----- Available data -----

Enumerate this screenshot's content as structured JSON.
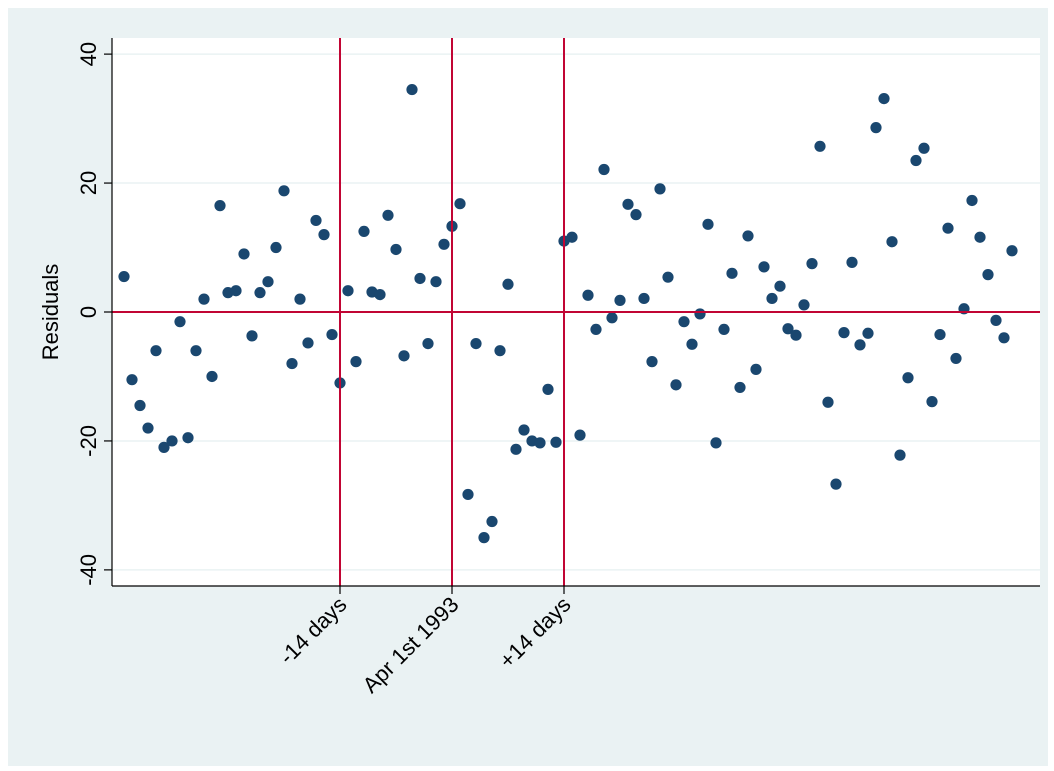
{
  "chart_data": {
    "type": "scatter",
    "title": "",
    "xlabel": "",
    "ylabel": "Residuals",
    "ylim": [
      -42.5,
      42.5
    ],
    "xlim": [
      -42.5,
      73.5
    ],
    "grid": true,
    "colors": {
      "marker": "#1a476f",
      "reference": "#c10534",
      "plot_background": "#ffffff",
      "figure_background": "#eaf2f3",
      "grid": "#eaf2f3"
    },
    "yticks": [
      {
        "value": 40,
        "label": "40"
      },
      {
        "value": 20,
        "label": "20"
      },
      {
        "value": 0,
        "label": "0"
      },
      {
        "value": -20,
        "label": "-20"
      },
      {
        "value": -40,
        "label": "-40"
      }
    ],
    "xticks": [
      {
        "value": -14,
        "label": "-14 days"
      },
      {
        "value": 0,
        "label": "Apr 1st 1993"
      },
      {
        "value": 14,
        "label": "+14 days"
      }
    ],
    "reference_lines": {
      "vertical_x": [
        -14,
        0,
        14
      ],
      "horizontal_y": [
        0
      ]
    },
    "series": [
      {
        "points": [
          [
            -41,
            5.5
          ],
          [
            -40,
            -10.5
          ],
          [
            -39,
            -14.5
          ],
          [
            -38,
            -18
          ],
          [
            -37,
            -6
          ],
          [
            -36,
            -21
          ],
          [
            -35,
            -20
          ],
          [
            -34,
            -1.5
          ],
          [
            -33,
            -19.5
          ],
          [
            -32,
            -6
          ],
          [
            -31,
            2
          ],
          [
            -30,
            -10
          ],
          [
            -29,
            16.5
          ],
          [
            -28,
            3
          ],
          [
            -27,
            3.3
          ],
          [
            -26,
            9
          ],
          [
            -25,
            -3.7
          ],
          [
            -24,
            3
          ],
          [
            -23,
            4.7
          ],
          [
            -22,
            10
          ],
          [
            -21,
            18.8
          ],
          [
            -20,
            -8
          ],
          [
            -19,
            2
          ],
          [
            -18,
            -4.8
          ],
          [
            -17,
            14.2
          ],
          [
            -16,
            12
          ],
          [
            -15,
            -3.5
          ],
          [
            -14,
            -11
          ],
          [
            -13,
            3.3
          ],
          [
            -12,
            -7.7
          ],
          [
            -11,
            12.5
          ],
          [
            -10,
            3.1
          ],
          [
            -9,
            2.7
          ],
          [
            -8,
            15
          ],
          [
            -7,
            9.7
          ],
          [
            -6,
            -6.8
          ],
          [
            -5,
            34.5
          ],
          [
            -4,
            5.2
          ],
          [
            -3,
            -4.9
          ],
          [
            -2,
            4.7
          ],
          [
            -1,
            10.5
          ],
          [
            0,
            13.3
          ],
          [
            1,
            16.8
          ],
          [
            2,
            -28.3
          ],
          [
            3,
            -4.9
          ],
          [
            4,
            -35
          ],
          [
            5,
            -32.5
          ],
          [
            6,
            -6
          ],
          [
            7,
            4.3
          ],
          [
            8,
            -21.3
          ],
          [
            9,
            -18.3
          ],
          [
            10,
            -20
          ],
          [
            11,
            -20.3
          ],
          [
            12,
            -12
          ],
          [
            13,
            -20.2
          ],
          [
            14,
            11
          ],
          [
            15,
            11.6
          ],
          [
            16,
            -19.1
          ],
          [
            17,
            2.6
          ],
          [
            18,
            -2.7
          ],
          [
            19,
            22.1
          ],
          [
            20,
            -0.9
          ],
          [
            21,
            1.8
          ],
          [
            22,
            16.7
          ],
          [
            23,
            15.1
          ],
          [
            24,
            2.1
          ],
          [
            25,
            -7.7
          ],
          [
            26,
            19.1
          ],
          [
            27,
            5.4
          ],
          [
            28,
            -11.3
          ],
          [
            29,
            -1.5
          ],
          [
            30,
            -5
          ],
          [
            31,
            -0.3
          ],
          [
            32,
            13.6
          ],
          [
            33,
            -20.3
          ],
          [
            34,
            -2.7
          ],
          [
            35,
            6
          ],
          [
            36,
            -11.7
          ],
          [
            37,
            11.8
          ],
          [
            38,
            -8.9
          ],
          [
            39,
            7
          ],
          [
            40,
            2.1
          ],
          [
            41,
            4
          ],
          [
            42,
            -2.6
          ],
          [
            43,
            -3.6
          ],
          [
            44,
            1.1
          ],
          [
            45,
            7.5
          ],
          [
            46,
            25.7
          ],
          [
            47,
            -14
          ],
          [
            48,
            -26.7
          ],
          [
            49,
            -3.2
          ],
          [
            50,
            7.7
          ],
          [
            51,
            -5.1
          ],
          [
            52,
            -3.3
          ],
          [
            53,
            28.6
          ],
          [
            54,
            33.1
          ],
          [
            55,
            10.9
          ],
          [
            56,
            -22.2
          ],
          [
            57,
            -10.2
          ],
          [
            58,
            23.5
          ],
          [
            59,
            25.4
          ],
          [
            60,
            -13.9
          ],
          [
            61,
            -3.5
          ],
          [
            62,
            13
          ],
          [
            63,
            -7.2
          ],
          [
            64,
            0.5
          ],
          [
            65,
            17.3
          ],
          [
            66,
            11.6
          ],
          [
            67,
            5.8
          ],
          [
            68,
            -1.3
          ],
          [
            69,
            -4
          ],
          [
            70,
            9.5
          ]
        ]
      }
    ]
  }
}
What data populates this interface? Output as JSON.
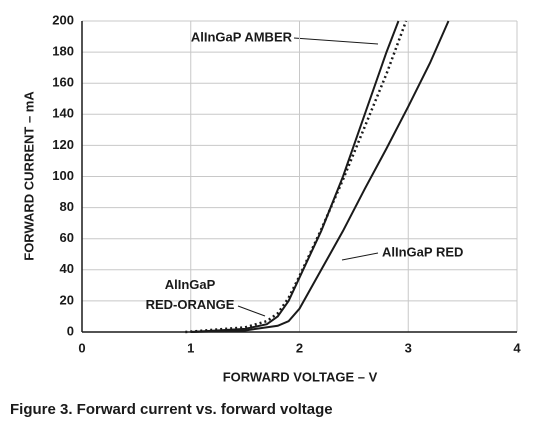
{
  "chart_data": {
    "type": "line",
    "caption": "Figure 3. Forward current vs. forward voltage",
    "x_label": "FORWARD VOLTAGE – V",
    "y_label": "FORWARD CURRENT – mA",
    "xlim": [
      0,
      4
    ],
    "xticks": [
      0,
      1,
      2,
      3,
      4
    ],
    "ylim": [
      0,
      200
    ],
    "yticks": [
      0,
      20,
      40,
      60,
      80,
      100,
      120,
      140,
      160,
      180,
      200
    ],
    "grid": true,
    "series": [
      {
        "name": "AlInGaP AMBER",
        "color": "#1a1a1a",
        "style": "solid",
        "x": [
          1.0,
          1.5,
          1.7,
          1.8,
          1.9,
          2.0,
          2.2,
          2.4,
          2.6,
          2.8,
          2.91
        ],
        "values": [
          0,
          2,
          5,
          10,
          20,
          35,
          65,
          100,
          140,
          180,
          200
        ]
      },
      {
        "name": "AlInGaP RED-ORANGE",
        "color": "#1a1a1a",
        "style": "dotted",
        "x": [
          0.95,
          1.5,
          1.7,
          1.8,
          1.9,
          2.0,
          2.2,
          2.4,
          2.6,
          2.8,
          2.98
        ],
        "values": [
          0,
          3,
          7,
          12,
          22,
          36,
          66,
          98,
          132,
          166,
          200
        ]
      },
      {
        "name": "AlInGaP RED",
        "color": "#1a1a1a",
        "style": "solid",
        "x": [
          1.0,
          1.5,
          1.8,
          1.9,
          2.0,
          2.2,
          2.4,
          2.6,
          2.8,
          3.0,
          3.2,
          3.37
        ],
        "values": [
          0,
          1,
          4,
          7,
          15,
          40,
          65,
          92,
          118,
          145,
          173,
          200
        ]
      }
    ]
  }
}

-----

* _The task_: Transcribe the preceding listing in its entirety and with exact wording, leaving out pictures.

* _Correct answer_:
Enumerate this screenshot's content as structured JSON.
{
  "chart_data": {
    "type": "scatter",
    "title": "",
    "xlabel": "",
    "ylabel": "Residuals",
    "ylim": [
      -42.5,
      42.5
    ],
    "xlim": [
      -42.5,
      73.5
    ],
    "grid": true,
    "colors": {
      "marker": "#1a476f",
      "reference": "#c10534",
      "plot_background": "#ffffff",
      "figure_background": "#eaf2f3",
      "grid": "#eaf2f3"
    },
    "yticks": [
      {
        "value": 40,
        "label": "40"
      },
      {
        "value": 20,
        "label": "20"
      },
      {
        "value": 0,
        "label": "0"
      },
      {
        "value": -20,
        "label": "-20"
      },
      {
        "value": -40,
        "label": "-40"
      }
    ],
    "xticks": [
      {
        "value": -14,
        "label": "-14 days"
      },
      {
        "value": 0,
        "label": "Apr 1st 1993"
      },
      {
        "value": 14,
        "label": "+14 days"
      }
    ],
    "reference_lines": {
      "vertical_x": [
        -14,
        0,
        14
      ],
      "horizontal_y": [
        0
      ]
    },
    "series": [
      {
        "points": [
          [
            -41,
            5.5
          ],
          [
            -40,
            -10.5
          ],
          [
            -39,
            -14.5
          ],
          [
            -38,
            -18
          ],
          [
            -37,
            -6
          ],
          [
            -36,
            -21
          ],
          [
            -35,
            -20
          ],
          [
            -34,
            -1.5
          ],
          [
            -33,
            -19.5
          ],
          [
            -32,
            -6
          ],
          [
            -31,
            2
          ],
          [
            -30,
            -10
          ],
          [
            -29,
            16.5
          ],
          [
            -28,
            3
          ],
          [
            -27,
            3.3
          ],
          [
            -26,
            9
          ],
          [
            -25,
            -3.7
          ],
          [
            -24,
            3
          ],
          [
            -23,
            4.7
          ],
          [
            -22,
            10
          ],
          [
            -21,
            18.8
          ],
          [
            -20,
            -8
          ],
          [
            -19,
            2
          ],
          [
            -18,
            -4.8
          ],
          [
            -17,
            14.2
          ],
          [
            -16,
            12
          ],
          [
            -15,
            -3.5
          ],
          [
            -14,
            -11
          ],
          [
            -13,
            3.3
          ],
          [
            -12,
            -7.7
          ],
          [
            -11,
            12.5
          ],
          [
            -10,
            3.1
          ],
          [
            -9,
            2.7
          ],
          [
            -8,
            15
          ],
          [
            -7,
            9.7
          ],
          [
            -6,
            -6.8
          ],
          [
            -5,
            34.5
          ],
          [
            -4,
            5.2
          ],
          [
            -3,
            -4.9
          ],
          [
            -2,
            4.7
          ],
          [
            -1,
            10.5
          ],
          [
            0,
            13.3
          ],
          [
            1,
            16.8
          ],
          [
            2,
            -28.3
          ],
          [
            3,
            -4.9
          ],
          [
            4,
            -35
          ],
          [
            5,
            -32.5
          ],
          [
            6,
            -6
          ],
          [
            7,
            4.3
          ],
          [
            8,
            -21.3
          ],
          [
            9,
            -18.3
          ],
          [
            10,
            -20
          ],
          [
            11,
            -20.3
          ],
          [
            12,
            -12
          ],
          [
            13,
            -20.2
          ],
          [
            14,
            11
          ],
          [
            15,
            11.6
          ],
          [
            16,
            -19.1
          ],
          [
            17,
            2.6
          ],
          [
            18,
            -2.7
          ],
          [
            19,
            22.1
          ],
          [
            20,
            -0.9
          ],
          [
            21,
            1.8
          ],
          [
            22,
            16.7
          ],
          [
            23,
            15.1
          ],
          [
            24,
            2.1
          ],
          [
            25,
            -7.7
          ],
          [
            26,
            19.1
          ],
          [
            27,
            5.4
          ],
          [
            28,
            -11.3
          ],
          [
            29,
            -1.5
          ],
          [
            30,
            -5
          ],
          [
            31,
            -0.3
          ],
          [
            32,
            13.6
          ],
          [
            33,
            -20.3
          ],
          [
            34,
            -2.7
          ],
          [
            35,
            6
          ],
          [
            36,
            -11.7
          ],
          [
            37,
            11.8
          ],
          [
            38,
            -8.9
          ],
          [
            39,
            7
          ],
          [
            40,
            2.1
          ],
          [
            41,
            4
          ],
          [
            42,
            -2.6
          ],
          [
            43,
            -3.6
          ],
          [
            44,
            1.1
          ],
          [
            45,
            7.5
          ],
          [
            46,
            25.7
          ],
          [
            47,
            -14
          ],
          [
            48,
            -26.7
          ],
          [
            49,
            -3.2
          ],
          [
            50,
            7.7
          ],
          [
            51,
            -5.1
          ],
          [
            52,
            -3.3
          ],
          [
            53,
            28.6
          ],
          [
            54,
            33.1
          ],
          [
            55,
            10.9
          ],
          [
            56,
            -22.2
          ],
          [
            57,
            -10.2
          ],
          [
            58,
            23.5
          ],
          [
            59,
            25.4
          ],
          [
            60,
            -13.9
          ],
          [
            61,
            -3.5
          ],
          [
            62,
            13
          ],
          [
            63,
            -7.2
          ],
          [
            64,
            0.5
          ],
          [
            65,
            17.3
          ],
          [
            66,
            11.6
          ],
          [
            67,
            5.8
          ],
          [
            68,
            -1.3
          ],
          [
            69,
            -4
          ],
          [
            70,
            9.5
          ]
        ]
      }
    ]
  }
}
What data populates this interface? Output as JSON.
{
  "chart_data": {
    "type": "line",
    "caption": "Figure 3. Forward current vs. forward voltage",
    "x_label": "FORWARD VOLTAGE – V",
    "y_label": "FORWARD CURRENT – mA",
    "xlim": [
      0,
      4
    ],
    "xticks": [
      0,
      1,
      2,
      3,
      4
    ],
    "ylim": [
      0,
      200
    ],
    "yticks": [
      0,
      20,
      40,
      60,
      80,
      100,
      120,
      140,
      160,
      180,
      200
    ],
    "grid": true,
    "series": [
      {
        "name": "AlInGaP AMBER",
        "color": "#1a1a1a",
        "style": "solid",
        "x": [
          1.0,
          1.5,
          1.7,
          1.8,
          1.9,
          2.0,
          2.2,
          2.4,
          2.6,
          2.8,
          2.91
        ],
        "values": [
          0,
          2,
          5,
          10,
          20,
          35,
          65,
          100,
          140,
          180,
          200
        ]
      },
      {
        "name": "AlInGaP RED-ORANGE",
        "color": "#1a1a1a",
        "style": "dotted",
        "x": [
          0.95,
          1.5,
          1.7,
          1.8,
          1.9,
          2.0,
          2.2,
          2.4,
          2.6,
          2.8,
          2.98
        ],
        "values": [
          0,
          3,
          7,
          12,
          22,
          36,
          66,
          98,
          132,
          166,
          200
        ]
      },
      {
        "name": "AlInGaP RED",
        "color": "#1a1a1a",
        "style": "solid",
        "x": [
          1.0,
          1.5,
          1.8,
          1.9,
          2.0,
          2.2,
          2.4,
          2.6,
          2.8,
          3.0,
          3.2,
          3.37
        ],
        "values": [
          0,
          1,
          4,
          7,
          15,
          40,
          65,
          92,
          118,
          145,
          173,
          200
        ]
      }
    ]
  }
}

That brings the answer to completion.